Show every line in the records below that contains the word "name".

+ + + + +

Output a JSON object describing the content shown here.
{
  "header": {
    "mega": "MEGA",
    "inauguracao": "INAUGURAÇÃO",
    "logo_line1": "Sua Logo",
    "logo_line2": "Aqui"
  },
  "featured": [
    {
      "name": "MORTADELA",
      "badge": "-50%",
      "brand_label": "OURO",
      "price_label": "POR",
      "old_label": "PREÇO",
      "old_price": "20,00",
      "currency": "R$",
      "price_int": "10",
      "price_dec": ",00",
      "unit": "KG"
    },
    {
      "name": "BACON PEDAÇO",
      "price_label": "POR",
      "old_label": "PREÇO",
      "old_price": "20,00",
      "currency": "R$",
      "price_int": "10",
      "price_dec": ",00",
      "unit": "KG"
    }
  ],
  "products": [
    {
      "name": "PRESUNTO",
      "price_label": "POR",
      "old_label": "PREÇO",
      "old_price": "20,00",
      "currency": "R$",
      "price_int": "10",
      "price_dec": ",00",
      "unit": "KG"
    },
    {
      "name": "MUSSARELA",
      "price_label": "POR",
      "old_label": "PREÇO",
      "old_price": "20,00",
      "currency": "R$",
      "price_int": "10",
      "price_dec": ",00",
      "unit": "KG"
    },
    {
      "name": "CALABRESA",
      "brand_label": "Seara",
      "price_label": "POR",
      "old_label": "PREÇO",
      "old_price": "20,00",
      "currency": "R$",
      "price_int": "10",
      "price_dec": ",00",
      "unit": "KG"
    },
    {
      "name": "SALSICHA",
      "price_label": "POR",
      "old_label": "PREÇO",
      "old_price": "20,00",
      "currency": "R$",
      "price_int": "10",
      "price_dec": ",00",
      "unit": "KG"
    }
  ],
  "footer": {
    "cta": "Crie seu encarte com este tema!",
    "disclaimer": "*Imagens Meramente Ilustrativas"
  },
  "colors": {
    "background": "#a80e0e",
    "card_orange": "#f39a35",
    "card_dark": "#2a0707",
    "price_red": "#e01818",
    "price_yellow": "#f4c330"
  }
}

+ + + + +

- _SOLUTION TO THIS EXERCISE_:
      "name": "MORTADELA",
      "name": "BACON PEDAÇO",
      "name": "PRESUNTO",
      "name": "MUSSARELA",
      "name": "CALABRESA",
      "name": "SALSICHA",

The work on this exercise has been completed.